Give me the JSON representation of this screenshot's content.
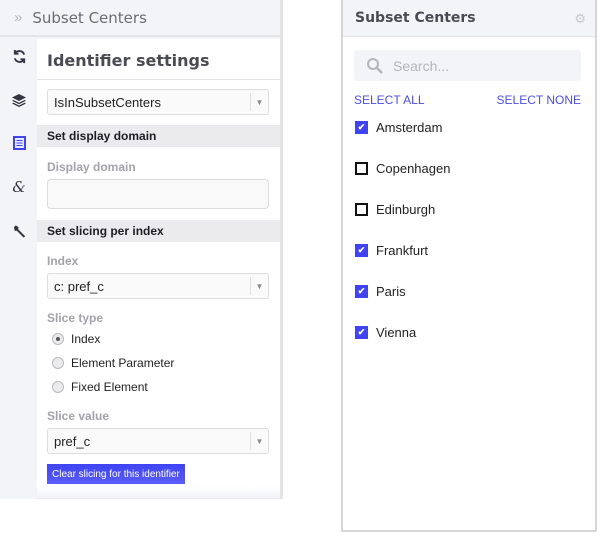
{
  "left_panel": {
    "header_title": "Subset Centers",
    "collapse_glyph": "»",
    "icon_bar": [
      "refresh-icon",
      "layers-icon",
      "document-icon",
      "ampersand-icon",
      "wrench-icon"
    ],
    "heading": "Identifier settings",
    "identifier_select": "IsInSubsetCenters",
    "section_display_domain": "Set display domain",
    "display_domain_label": "Display domain",
    "display_domain_value": "",
    "section_slicing": "Set slicing per index",
    "index_label": "Index",
    "index_select": "c: pref_c",
    "slice_type_label": "Slice type",
    "slice_types": [
      {
        "label": "Index",
        "selected": true
      },
      {
        "label": "Element Parameter",
        "selected": false
      },
      {
        "label": "Fixed Element",
        "selected": false
      }
    ],
    "slice_value_label": "Slice value",
    "slice_value_select": "pref_c",
    "clear_button": "Clear slicing for this identifier"
  },
  "right_panel": {
    "title": "Subset Centers",
    "search_placeholder": "Search...",
    "select_all": "SELECT ALL",
    "select_none": "SELECT NONE",
    "items": [
      {
        "label": "Amsterdam",
        "checked": true
      },
      {
        "label": "Copenhagen",
        "checked": false
      },
      {
        "label": "Edinburgh",
        "checked": false
      },
      {
        "label": "Frankfurt",
        "checked": true
      },
      {
        "label": "Paris",
        "checked": true
      },
      {
        "label": "Vienna",
        "checked": true
      }
    ]
  },
  "colors": {
    "accent": "#3f43f2",
    "link": "#4b4ee8"
  }
}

┄┄┄┄┄┄┄┄┄┄

• TASK PROMPT: Copy every entry exactly as written. Pictures are excluded.

• TASK RESULT:
Give me the JSON representation of this screenshot's content.
{
  "left_panel": {
    "header_title": "Subset Centers",
    "collapse_glyph": "»",
    "icon_bar": [
      "refresh-icon",
      "layers-icon",
      "document-icon",
      "ampersand-icon",
      "wrench-icon"
    ],
    "heading": "Identifier settings",
    "identifier_select": "IsInSubsetCenters",
    "section_display_domain": "Set display domain",
    "display_domain_label": "Display domain",
    "display_domain_value": "",
    "section_slicing": "Set slicing per index",
    "index_label": "Index",
    "index_select": "c: pref_c",
    "slice_type_label": "Slice type",
    "slice_types": [
      {
        "label": "Index",
        "selected": true
      },
      {
        "label": "Element Parameter",
        "selected": false
      },
      {
        "label": "Fixed Element",
        "selected": false
      }
    ],
    "slice_value_label": "Slice value",
    "slice_value_select": "pref_c",
    "clear_button": "Clear slicing for this identifier"
  },
  "right_panel": {
    "title": "Subset Centers",
    "search_placeholder": "Search...",
    "select_all": "SELECT ALL",
    "select_none": "SELECT NONE",
    "items": [
      {
        "label": "Amsterdam",
        "checked": true
      },
      {
        "label": "Copenhagen",
        "checked": false
      },
      {
        "label": "Edinburgh",
        "checked": false
      },
      {
        "label": "Frankfurt",
        "checked": true
      },
      {
        "label": "Paris",
        "checked": true
      },
      {
        "label": "Vienna",
        "checked": true
      }
    ]
  },
  "colors": {
    "accent": "#3f43f2",
    "link": "#4b4ee8"
  }
}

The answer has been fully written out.